## Start Data supplied
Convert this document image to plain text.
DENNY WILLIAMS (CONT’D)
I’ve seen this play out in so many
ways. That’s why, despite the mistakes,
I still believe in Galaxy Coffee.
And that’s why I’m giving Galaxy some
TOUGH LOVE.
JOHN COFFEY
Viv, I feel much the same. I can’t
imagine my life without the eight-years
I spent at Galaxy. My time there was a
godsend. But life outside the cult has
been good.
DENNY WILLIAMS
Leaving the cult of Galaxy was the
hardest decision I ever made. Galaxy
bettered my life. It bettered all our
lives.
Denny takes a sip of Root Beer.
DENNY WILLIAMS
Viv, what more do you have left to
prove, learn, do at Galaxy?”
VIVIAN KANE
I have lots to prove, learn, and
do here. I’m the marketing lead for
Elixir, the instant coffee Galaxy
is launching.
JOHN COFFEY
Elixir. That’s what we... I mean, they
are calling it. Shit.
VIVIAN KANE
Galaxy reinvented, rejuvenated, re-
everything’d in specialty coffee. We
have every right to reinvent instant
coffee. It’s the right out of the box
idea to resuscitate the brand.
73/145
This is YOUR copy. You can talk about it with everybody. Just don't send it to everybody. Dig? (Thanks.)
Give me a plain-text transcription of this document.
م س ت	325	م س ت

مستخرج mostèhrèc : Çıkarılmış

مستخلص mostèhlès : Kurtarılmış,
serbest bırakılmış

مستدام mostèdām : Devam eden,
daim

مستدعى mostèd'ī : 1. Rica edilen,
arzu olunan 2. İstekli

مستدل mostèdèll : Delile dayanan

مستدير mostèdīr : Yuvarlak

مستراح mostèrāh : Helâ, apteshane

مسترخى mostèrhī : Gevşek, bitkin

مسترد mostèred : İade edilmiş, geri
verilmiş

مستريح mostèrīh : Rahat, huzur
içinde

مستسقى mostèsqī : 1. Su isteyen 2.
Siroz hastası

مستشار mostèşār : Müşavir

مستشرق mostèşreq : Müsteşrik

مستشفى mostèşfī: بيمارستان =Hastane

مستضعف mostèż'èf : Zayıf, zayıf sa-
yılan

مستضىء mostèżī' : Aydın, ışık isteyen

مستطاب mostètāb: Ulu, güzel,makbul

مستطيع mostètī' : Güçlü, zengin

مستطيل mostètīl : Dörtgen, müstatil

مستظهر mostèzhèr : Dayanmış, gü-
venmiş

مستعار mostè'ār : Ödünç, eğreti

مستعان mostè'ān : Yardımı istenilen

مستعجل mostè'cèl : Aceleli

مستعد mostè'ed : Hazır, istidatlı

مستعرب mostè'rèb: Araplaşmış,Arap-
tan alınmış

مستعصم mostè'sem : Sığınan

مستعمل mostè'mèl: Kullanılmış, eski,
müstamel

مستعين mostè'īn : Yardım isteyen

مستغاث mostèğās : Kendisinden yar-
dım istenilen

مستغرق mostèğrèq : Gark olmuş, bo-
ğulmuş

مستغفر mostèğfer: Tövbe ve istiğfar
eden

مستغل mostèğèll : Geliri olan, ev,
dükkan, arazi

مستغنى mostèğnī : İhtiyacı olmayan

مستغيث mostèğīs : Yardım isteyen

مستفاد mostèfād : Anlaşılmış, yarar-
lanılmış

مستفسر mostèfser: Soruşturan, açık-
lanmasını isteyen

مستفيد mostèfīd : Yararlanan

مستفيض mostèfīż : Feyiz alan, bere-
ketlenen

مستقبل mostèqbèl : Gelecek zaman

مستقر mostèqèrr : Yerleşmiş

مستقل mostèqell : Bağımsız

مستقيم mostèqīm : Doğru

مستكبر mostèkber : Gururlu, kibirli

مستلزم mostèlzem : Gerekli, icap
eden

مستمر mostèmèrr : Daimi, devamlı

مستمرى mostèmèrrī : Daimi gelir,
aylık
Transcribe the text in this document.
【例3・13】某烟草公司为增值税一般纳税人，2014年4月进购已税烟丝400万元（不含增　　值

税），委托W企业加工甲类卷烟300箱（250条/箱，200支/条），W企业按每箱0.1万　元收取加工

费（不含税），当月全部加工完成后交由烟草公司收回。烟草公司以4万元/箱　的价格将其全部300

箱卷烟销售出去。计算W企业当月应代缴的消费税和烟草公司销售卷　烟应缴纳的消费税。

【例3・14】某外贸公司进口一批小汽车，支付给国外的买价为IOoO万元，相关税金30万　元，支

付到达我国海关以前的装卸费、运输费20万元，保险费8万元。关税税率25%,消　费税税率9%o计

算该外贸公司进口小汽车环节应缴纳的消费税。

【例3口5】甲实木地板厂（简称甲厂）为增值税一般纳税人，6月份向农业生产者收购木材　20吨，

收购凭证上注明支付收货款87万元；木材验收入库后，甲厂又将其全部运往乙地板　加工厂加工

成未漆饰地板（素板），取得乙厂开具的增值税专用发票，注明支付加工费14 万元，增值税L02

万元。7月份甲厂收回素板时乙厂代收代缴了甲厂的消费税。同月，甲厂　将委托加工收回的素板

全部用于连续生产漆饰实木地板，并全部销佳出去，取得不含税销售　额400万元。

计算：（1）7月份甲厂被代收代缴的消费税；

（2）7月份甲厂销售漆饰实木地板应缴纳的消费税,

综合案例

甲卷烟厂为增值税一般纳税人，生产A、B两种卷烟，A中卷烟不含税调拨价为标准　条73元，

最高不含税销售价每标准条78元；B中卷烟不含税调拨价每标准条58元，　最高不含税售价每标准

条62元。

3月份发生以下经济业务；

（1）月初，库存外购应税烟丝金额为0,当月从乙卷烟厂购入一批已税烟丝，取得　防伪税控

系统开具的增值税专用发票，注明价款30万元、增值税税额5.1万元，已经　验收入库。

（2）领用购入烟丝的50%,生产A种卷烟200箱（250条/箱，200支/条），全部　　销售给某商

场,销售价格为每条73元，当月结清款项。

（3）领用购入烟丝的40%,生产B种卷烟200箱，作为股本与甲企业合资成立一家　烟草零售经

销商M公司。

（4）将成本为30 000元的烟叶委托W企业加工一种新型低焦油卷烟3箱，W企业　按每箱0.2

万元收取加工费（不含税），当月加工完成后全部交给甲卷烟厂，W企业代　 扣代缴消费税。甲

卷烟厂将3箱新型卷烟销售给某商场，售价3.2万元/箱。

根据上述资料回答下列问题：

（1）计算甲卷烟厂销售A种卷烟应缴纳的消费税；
## End Data supplied
**Exercise brief**
From the records above, extract every line exactly as it stands.

**Answer to the problem**
Convert this document image to plain text.
DENNY WILLIAMS (CONT’D)
I’ve seen this play out in so many
ways. That’s why, despite the mistakes,
I still believe in Galaxy Coffee.
And that’s why I’m giving Galaxy some
TOUGH LOVE.
JOHN COFFEY
Viv, I feel much the same. I can’t
imagine my life without the eight-years
I spent at Galaxy. My time there was a
godsend. But life outside the cult has
been good.
DENNY WILLIAMS
Leaving the cult of Galaxy was the
hardest decision I ever made. Galaxy
bettered my life. It bettered all our
lives.
Denny takes a sip of Root Beer.
DENNY WILLIAMS
Viv, what more do you have left to
prove, learn, do at Galaxy?”
VIVIAN KANE
I have lots to prove, learn, and
do here. I’m the marketing lead for
Elixir, the instant coffee Galaxy
is launching.
JOHN COFFEY
Elixir. That’s what we... I mean, they
are calling it. Shit.
VIVIAN KANE
Galaxy reinvented, rejuvenated, re-
everything’d in specialty coffee. We
have every right to reinvent instant
coffee. It’s the right out of the box
idea to resuscitate the brand.
73/145
This is YOUR copy. You can talk about it with everybody. Just don't send it to everybody. Dig? (Thanks.)
Give me a plain-text transcription of this document.
م س ت	325	م س ت

مستخرج mostèhrèc : Çıkarılmış

مستخلص mostèhlès : Kurtarılmış,
serbest bırakılmış

مستدام mostèdām : Devam eden,
daim

مستدعى mostèd'ī : 1. Rica edilen,
arzu olunan 2. İstekli

مستدل mostèdèll : Delile dayanan

مستدير mostèdīr : Yuvarlak

مستراح mostèrāh : Helâ, apteshane

مسترخى mostèrhī : Gevşek, bitkin

مسترد mostèred : İade edilmiş, geri
verilmiş

مستريح mostèrīh : Rahat, huzur
içinde

مستسقى mostèsqī : 1. Su isteyen 2.
Siroz hastası

مستشار mostèşār : Müşavir

مستشرق mostèşreq : Müsteşrik

مستشفى mostèşfī: بيمارستان =Hastane

مستضعف mostèż'èf : Zayıf, zayıf sa-
yılan

مستضىء mostèżī' : Aydın, ışık isteyen

مستطاب mostètāb: Ulu, güzel,makbul

مستطيع mostètī' : Güçlü, zengin

مستطيل mostètīl : Dörtgen, müstatil

مستظهر mostèzhèr : Dayanmış, gü-
venmiş

مستعار mostè'ār : Ödünç, eğreti

مستعان mostè'ān : Yardımı istenilen

مستعجل mostè'cèl : Aceleli

مستعد mostè'ed : Hazır, istidatlı

مستعرب mostè'rèb: Araplaşmış,Arap-
tan alınmış

مستعصم mostè'sem : Sığınan

مستعمل mostè'mèl: Kullanılmış, eski,
müstamel

مستعين mostè'īn : Yardım isteyen

مستغاث mostèğās : Kendisinden yar-
dım istenilen

مستغرق mostèğrèq : Gark olmuş, bo-
ğulmuş

مستغفر mostèğfer: Tövbe ve istiğfar
eden

مستغل mostèğèll : Geliri olan, ev,
dükkan, arazi

مستغنى mostèğnī : İhtiyacı olmayan

مستغيث mostèğīs : Yardım isteyen

مستفاد mostèfād : Anlaşılmış, yarar-
lanılmış

مستفسر mostèfser: Soruşturan, açık-
lanmasını isteyen

مستفيد mostèfīd : Yararlanan

مستفيض mostèfīż : Feyiz alan, bere-
ketlenen

مستقبل mostèqbèl : Gelecek zaman

مستقر mostèqèrr : Yerleşmiş

مستقل mostèqell : Bağımsız

مستقيم mostèqīm : Doğru

مستكبر mostèkber : Gururlu, kibirli

مستلزم mostèlzem : Gerekli, icap
eden

مستمر mostèmèrr : Daimi, devamlı

مستمرى mostèmèrrī : Daimi gelir,
aylık
Transcribe the text in this document.
【例3・13】某烟草公司为增值税一般纳税人，2014年4月进购已税烟丝400万元（不含增　　值

税），委托W企业加工甲类卷烟300箱（250条/箱，200支/条），W企业按每箱0.1万　元收取加工

费（不含税），当月全部加工完成后交由烟草公司收回。烟草公司以4万元/箱　的价格将其全部300

箱卷烟销售出去。计算W企业当月应代缴的消费税和烟草公司销售卷　烟应缴纳的消费税。

【例3・14】某外贸公司进口一批小汽车，支付给国外的买价为IOoO万元，相关税金30万　元，支

付到达我国海关以前的装卸费、运输费20万元，保险费8万元。关税税率25%,消　费税税率9%o计

算该外贸公司进口小汽车环节应缴纳的消费税。

【例3口5】甲实木地板厂（简称甲厂）为增值税一般纳税人，6月份向农业生产者收购木材　20吨，

收购凭证上注明支付收货款87万元；木材验收入库后，甲厂又将其全部运往乙地板　加工厂加工

成未漆饰地板（素板），取得乙厂开具的增值税专用发票，注明支付加工费14 万元，增值税L02

万元。7月份甲厂收回素板时乙厂代收代缴了甲厂的消费税。同月，甲厂　将委托加工收回的素板

全部用于连续生产漆饰实木地板，并全部销佳出去，取得不含税销售　额400万元。

计算：（1）7月份甲厂被代收代缴的消费税；

（2）7月份甲厂销售漆饰实木地板应缴纳的消费税,

综合案例

甲卷烟厂为增值税一般纳税人，生产A、B两种卷烟，A中卷烟不含税调拨价为标准　条73元，

最高不含税销售价每标准条78元；B中卷烟不含税调拨价每标准条58元，　最高不含税售价每标准

条62元。

3月份发生以下经济业务；

（1）月初，库存外购应税烟丝金额为0,当月从乙卷烟厂购入一批已税烟丝，取得　防伪税控

系统开具的增值税专用发票，注明价款30万元、增值税税额5.1万元，已经　验收入库。

（2）领用购入烟丝的50%,生产A种卷烟200箱（250条/箱，200支/条），全部　　销售给某商

场,销售价格为每条73元，当月结清款项。

（3）领用购入烟丝的40%,生产B种卷烟200箱，作为股本与甲企业合资成立一家　烟草零售经

销商M公司。

（4）将成本为30 000元的烟叶委托W企业加工一种新型低焦油卷烟3箱，W企业　按每箱0.2

万元收取加工费（不含税），当月加工完成后全部交给甲卷烟厂，W企业代　 扣代缴消费税。甲

卷烟厂将3箱新型卷烟销售给某商场，售价3.2万元/箱。

根据上述资料回答下列问题：

（1）计算甲卷烟厂销售A种卷烟应缴纳的消费税；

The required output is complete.